* [STATED GOAL] Restate the whole of the material. Keep every word, and drop the pictures.

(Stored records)
· · · ·
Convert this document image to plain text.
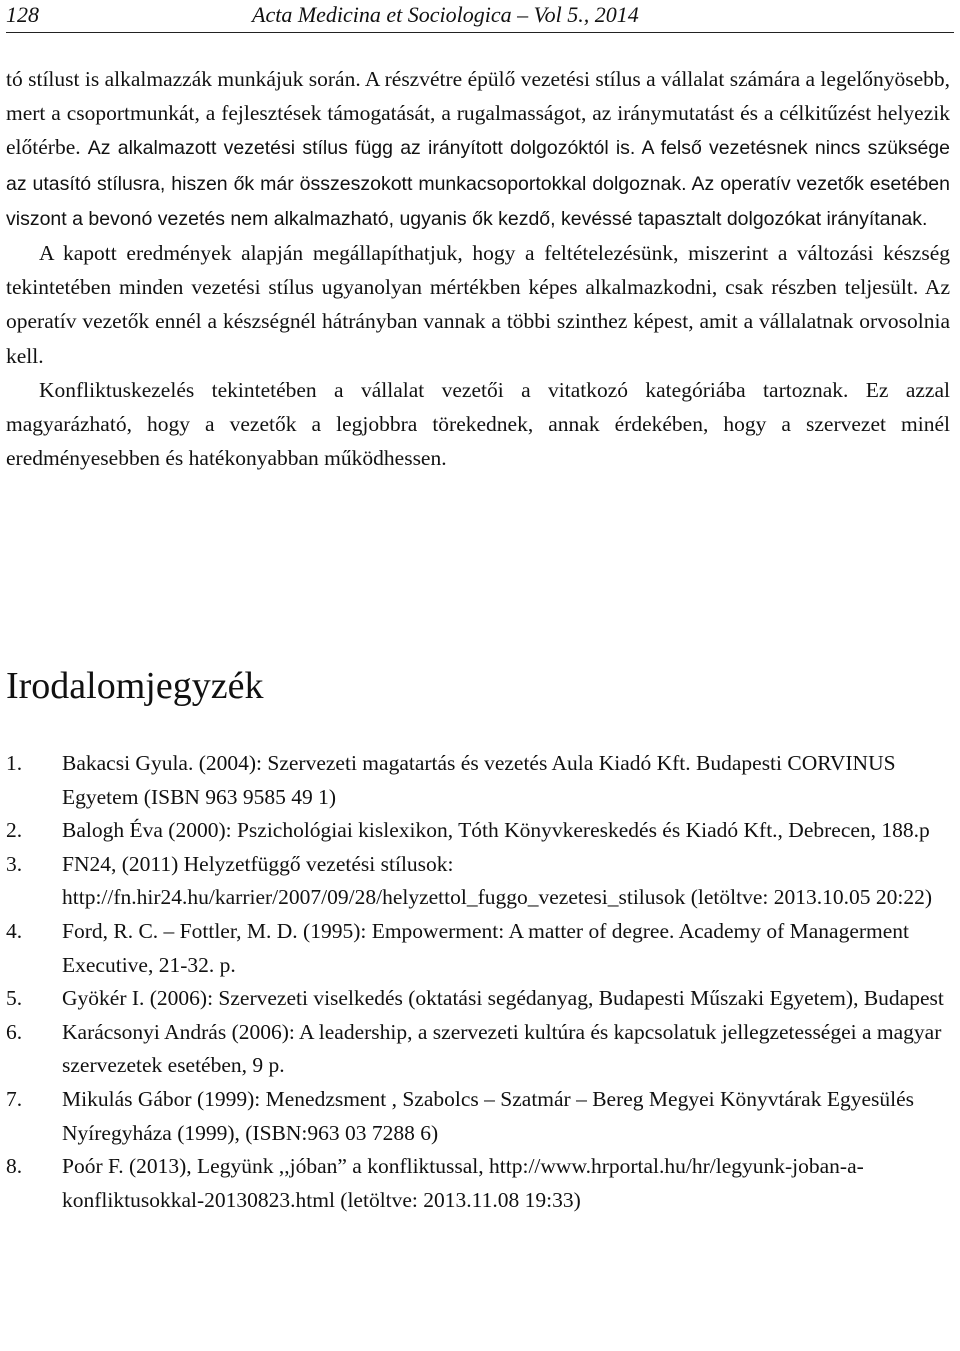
128	Acta Medicina et Sociologica – Vol 5., 2014

tó stílust is alkalmazzák munkájuk során. A részvétre épülő vezetési stílus a vállalat számára a legelőnyösebb, mert a csoportmunkát, a fejlesztések támogatását, a rugalmasságot, az iránymutatást és a célkitűzést helyezik előtérbe. Az alkalmazott vezetési stílus függ az irányított dolgozóktól is. A felső vezetésnek nincs szüksége az utasító stílusra, hiszen ők már összeszokott munkacsoportokkal dolgoznak. Az operatív vezetők esetében viszont a bevonó vezetés nem alkalmazható, ugyanis ők kezdő, kevéssé tapasztalt dolgozókat irányítanak.

A kapott eredmények alapján megállapíthatjuk, hogy a feltételezésünk, miszerint a változási készség tekintetében minden vezetési stílus ugyanolyan mértékben képes alkalmazkodni, csak részben teljesült. Az operatív vezetők ennél a készségnél hátrányban vannak a többi szinthez képest, amit a vállalatnak orvosolnia kell.

Konfliktuskezelés tekintetében a vállalat vezetői a vitatkozó kategóriába tartoznak. Ez azzal magyarázható, hogy a vezetők a legjobbra törekednek, annak érdekében, hogy a szervezet minél eredményesebben és hatékonyabban működhessen.

Irodalomjegyzék
1. Bakacsi Gyula. (2004): Szervezeti magatartás és vezetés Aula Kiadó Kft. Budapesti CORVINUS Egyetem (ISBN 963 9585 49 1)
2. Balogh Éva (2000): Pszichológiai kislexikon, Tóth Könyvkereskedés és Kiadó Kft., Debrecen, 188.p
3. FN24, (2011) Helyzetfüggő vezetési stílusok: http://fn.hir24.hu/karrier/2007/09/28/helyzettol_fuggo_vezetesi_stilusok (letöltve: 2013.10.05 20:22)
4. Ford, R. C. – Fottler, M. D. (1995): Empowerment: A matter of degree. Academy of Managerment Executive, 21-32. p.
5. Gyökér I. (2006): Szervezeti viselkedés (oktatási segédanyag, Budapesti Műszaki Egyetem), Budapest
6. Karácsonyi András (2006): A leadership, a szervezeti kultúra és kapcsolatuk jellegzetességei a magyar szervezetek esetében, 9 p.
7. Mikulás Gábor (1999): Menedzsment , Szabolcs – Szatmár – Bereg Megyei Könyvtárak Egyesülés Nyíregyháza (1999), (ISBN:963 03 7288 6)
8. Poór F. (2013), Legyünk ,,jóban” a konfliktussal, http://www.hrportal.hu/hr/legyunk-joban-a-konfliktusokkal-20130823.html (letöltve: 2013.11.08 19:33)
· · · ·
* [OUTPUT BELOW]
Convert this document image to plain text.
128	Acta Medicina et Sociologica – Vol 5., 2014

tó stílust is alkalmazzák munkájuk során. A részvétre épülő vezetési stílus a vállalat számára a legelőnyösebb, mert a csoportmunkát, a fejlesztések támogatását, a rugalmasságot, az iránymutatást és a célkitűzést helyezik előtérbe. Az alkalmazott vezetési stílus függ az irányított dolgozóktól is. A felső vezetésnek nincs szüksége az utasító stílusra, hiszen ők már összeszokott munkacsoportokkal dolgoznak. Az operatív vezetők esetében viszont a bevonó vezetés nem alkalmazható, ugyanis ők kezdő, kevéssé tapasztalt dolgozókat irányítanak.

A kapott eredmények alapján megállapíthatjuk, hogy a feltételezésünk, miszerint a változási készség tekintetében minden vezetési stílus ugyanolyan mértékben képes alkalmazkodni, csak részben teljesült. Az operatív vezetők ennél a készségnél hátrányban vannak a többi szinthez képest, amit a vállalatnak orvosolnia kell.

Konfliktuskezelés tekintetében a vállalat vezetői a vitatkozó kategóriába tartoznak. Ez azzal magyarázható, hogy a vezetők a legjobbra törekednek, annak érdekében, hogy a szervezet minél eredményesebben és hatékonyabban működhessen.

Irodalomjegyzék
1. Bakacsi Gyula. (2004): Szervezeti magatartás és vezetés Aula Kiadó Kft. Budapesti CORVINUS Egyetem (ISBN 963 9585 49 1)
2. Balogh Éva (2000): Pszichológiai kislexikon, Tóth Könyvkereskedés és Kiadó Kft., Debrecen, 188.p
3. FN24, (2011) Helyzetfüggő vezetési stílusok: http://fn.hir24.hu/karrier/2007/09/28/helyzettol_fuggo_vezetesi_stilusok (letöltve: 2013.10.05 20:22)
4. Ford, R. C. – Fottler, M. D. (1995): Empowerment: A matter of degree. Academy of Managerment Executive, 21-32. p.
5. Gyökér I. (2006): Szervezeti viselkedés (oktatási segédanyag, Budapesti Műszaki Egyetem), Budapest
6. Karácsonyi András (2006): A leadership, a szervezeti kultúra és kapcsolatuk jellegzetességei a magyar szervezetek esetében, 9 p.
7. Mikulás Gábor (1999): Menedzsment , Szabolcs – Szatmár – Bereg Megyei Könyvtárak Egyesülés Nyíregyháza (1999), (ISBN:963 03 7288 6)
8. Poór F. (2013), Legyünk ,,jóban” a konfliktussal, http://www.hrportal.hu/hr/legyunk-joban-a-konfliktusokkal-20130823.html (letöltve: 2013.11.08 19:33)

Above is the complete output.